-- start of RECORDS FOR THIS EXERCISE --
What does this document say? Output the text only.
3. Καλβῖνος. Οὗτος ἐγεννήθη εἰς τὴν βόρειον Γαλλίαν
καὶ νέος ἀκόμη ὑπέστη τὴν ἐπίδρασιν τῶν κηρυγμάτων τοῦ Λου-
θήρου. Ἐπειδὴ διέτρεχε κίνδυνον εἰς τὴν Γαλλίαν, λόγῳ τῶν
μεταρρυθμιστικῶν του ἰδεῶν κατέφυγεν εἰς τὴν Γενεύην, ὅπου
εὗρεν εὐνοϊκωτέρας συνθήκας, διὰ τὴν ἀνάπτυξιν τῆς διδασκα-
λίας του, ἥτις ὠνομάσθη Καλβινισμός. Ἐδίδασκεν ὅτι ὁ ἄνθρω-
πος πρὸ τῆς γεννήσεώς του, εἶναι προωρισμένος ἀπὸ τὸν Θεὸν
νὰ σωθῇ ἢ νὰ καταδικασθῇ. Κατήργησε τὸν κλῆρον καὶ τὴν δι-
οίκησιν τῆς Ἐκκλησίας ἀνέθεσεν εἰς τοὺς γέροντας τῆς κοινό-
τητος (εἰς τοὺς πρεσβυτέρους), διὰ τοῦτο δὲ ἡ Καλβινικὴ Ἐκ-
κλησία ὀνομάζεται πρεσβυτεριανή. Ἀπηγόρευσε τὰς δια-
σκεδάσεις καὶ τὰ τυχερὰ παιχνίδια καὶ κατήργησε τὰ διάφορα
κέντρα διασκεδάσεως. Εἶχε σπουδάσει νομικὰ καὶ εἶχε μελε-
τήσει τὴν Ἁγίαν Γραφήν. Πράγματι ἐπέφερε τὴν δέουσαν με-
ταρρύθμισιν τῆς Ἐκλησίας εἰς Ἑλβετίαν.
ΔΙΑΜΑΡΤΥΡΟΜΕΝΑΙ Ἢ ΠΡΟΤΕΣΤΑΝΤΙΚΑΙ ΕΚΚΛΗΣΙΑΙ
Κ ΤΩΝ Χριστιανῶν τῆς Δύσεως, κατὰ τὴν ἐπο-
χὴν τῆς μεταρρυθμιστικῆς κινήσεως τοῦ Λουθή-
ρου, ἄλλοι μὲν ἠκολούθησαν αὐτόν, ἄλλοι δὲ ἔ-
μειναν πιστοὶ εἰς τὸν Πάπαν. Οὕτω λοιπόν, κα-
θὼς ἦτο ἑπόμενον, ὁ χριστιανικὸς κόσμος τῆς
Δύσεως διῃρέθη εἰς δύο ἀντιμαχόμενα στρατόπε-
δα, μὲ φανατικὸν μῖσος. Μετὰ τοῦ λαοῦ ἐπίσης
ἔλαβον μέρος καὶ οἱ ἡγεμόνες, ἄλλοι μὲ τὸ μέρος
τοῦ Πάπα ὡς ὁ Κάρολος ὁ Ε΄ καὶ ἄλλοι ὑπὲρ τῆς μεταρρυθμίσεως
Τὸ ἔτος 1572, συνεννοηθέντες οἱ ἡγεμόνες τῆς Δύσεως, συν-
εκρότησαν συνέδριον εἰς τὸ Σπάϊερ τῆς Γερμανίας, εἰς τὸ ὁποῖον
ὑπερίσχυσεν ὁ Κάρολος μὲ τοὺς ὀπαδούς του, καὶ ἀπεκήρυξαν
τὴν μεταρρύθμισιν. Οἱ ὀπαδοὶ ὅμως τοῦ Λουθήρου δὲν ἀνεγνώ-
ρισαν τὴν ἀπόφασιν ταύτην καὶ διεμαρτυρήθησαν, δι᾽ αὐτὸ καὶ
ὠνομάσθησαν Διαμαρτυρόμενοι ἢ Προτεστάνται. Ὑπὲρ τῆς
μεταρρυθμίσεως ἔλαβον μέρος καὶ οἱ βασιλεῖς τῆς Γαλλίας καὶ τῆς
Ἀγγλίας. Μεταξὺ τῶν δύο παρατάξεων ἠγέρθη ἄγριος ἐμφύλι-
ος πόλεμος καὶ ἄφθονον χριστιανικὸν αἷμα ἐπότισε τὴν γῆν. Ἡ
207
-- end of RECORDS FOR THIS EXERCISE --
TASK OBJECTIVE:
Make an exact copy of all the data.

TASK OUTPUT:
What does this document say? Output the text only.
3. Καλβῖνος. Οὗτος ἐγεννήθη εἰς τὴν βόρειον Γαλλίαν
καὶ νέος ἀκόμη ὑπέστη τὴν ἐπίδρασιν τῶν κηρυγμάτων τοῦ Λου-
θήρου. Ἐπειδὴ διέτρεχε κίνδυνον εἰς τὴν Γαλλίαν, λόγῳ τῶν
μεταρρυθμιστικῶν του ἰδεῶν κατέφυγεν εἰς τὴν Γενεύην, ὅπου
εὗρεν εὐνοϊκωτέρας συνθήκας, διὰ τὴν ἀνάπτυξιν τῆς διδασκα-
λίας του, ἥτις ὠνομάσθη Καλβινισμός. Ἐδίδασκεν ὅτι ὁ ἄνθρω-
πος πρὸ τῆς γεννήσεώς του, εἶναι προωρισμένος ἀπὸ τὸν Θεὸν
νὰ σωθῇ ἢ νὰ καταδικασθῇ. Κατήργησε τὸν κλῆρον καὶ τὴν δι-
οίκησιν τῆς Ἐκκλησίας ἀνέθεσεν εἰς τοὺς γέροντας τῆς κοινό-
τητος (εἰς τοὺς πρεσβυτέρους), διὰ τοῦτο δὲ ἡ Καλβινικὴ Ἐκ-
κλησία ὀνομάζεται πρεσβυτεριανή. Ἀπηγόρευσε τὰς δια-
σκεδάσεις καὶ τὰ τυχερὰ παιχνίδια καὶ κατήργησε τὰ διάφορα
κέντρα διασκεδάσεως. Εἶχε σπουδάσει νομικὰ καὶ εἶχε μελε-
τήσει τὴν Ἁγίαν Γραφήν. Πράγματι ἐπέφερε τὴν δέουσαν με-
ταρρύθμισιν τῆς Ἐκλησίας εἰς Ἑλβετίαν.
ΔΙΑΜΑΡΤΥΡΟΜΕΝΑΙ Ἢ ΠΡΟΤΕΣΤΑΝΤΙΚΑΙ ΕΚΚΛΗΣΙΑΙ
Κ ΤΩΝ Χριστιανῶν τῆς Δύσεως, κατὰ τὴν ἐπο-
χὴν τῆς μεταρρυθμιστικῆς κινήσεως τοῦ Λουθή-
ρου, ἄλλοι μὲν ἠκολούθησαν αὐτόν, ἄλλοι δὲ ἔ-
μειναν πιστοὶ εἰς τὸν Πάπαν. Οὕτω λοιπόν, κα-
θὼς ἦτο ἑπόμενον, ὁ χριστιανικὸς κόσμος τῆς
Δύσεως διῃρέθη εἰς δύο ἀντιμαχόμενα στρατόπε-
δα, μὲ φανατικὸν μῖσος. Μετὰ τοῦ λαοῦ ἐπίσης
ἔλαβον μέρος καὶ οἱ ἡγεμόνες, ἄλλοι μὲ τὸ μέρος
τοῦ Πάπα ὡς ὁ Κάρολος ὁ Ε΄ καὶ ἄλλοι ὑπὲρ τῆς μεταρρυθμίσεως
Τὸ ἔτος 1572, συνεννοηθέντες οἱ ἡγεμόνες τῆς Δύσεως, συν-
εκρότησαν συνέδριον εἰς τὸ Σπάϊερ τῆς Γερμανίας, εἰς τὸ ὁποῖον
ὑπερίσχυσεν ὁ Κάρολος μὲ τοὺς ὀπαδούς του, καὶ ἀπεκήρυξαν
τὴν μεταρρύθμισιν. Οἱ ὀπαδοὶ ὅμως τοῦ Λουθήρου δὲν ἀνεγνώ-
ρισαν τὴν ἀπόφασιν ταύτην καὶ διεμαρτυρήθησαν, δι᾽ αὐτὸ καὶ
ὠνομάσθησαν Διαμαρτυρόμενοι ἢ Προτεστάνται. Ὑπὲρ τῆς
μεταρρυθμίσεως ἔλαβον μέρος καὶ οἱ βασιλεῖς τῆς Γαλλίας καὶ τῆς
Ἀγγλίας. Μεταξὺ τῶν δύο παρατάξεων ἠγέρθη ἄγριος ἐμφύλι-
ος πόλεμος καὶ ἄφθονον χριστιανικὸν αἷμα ἐπότισε τὴν γῆν. Ἡ
207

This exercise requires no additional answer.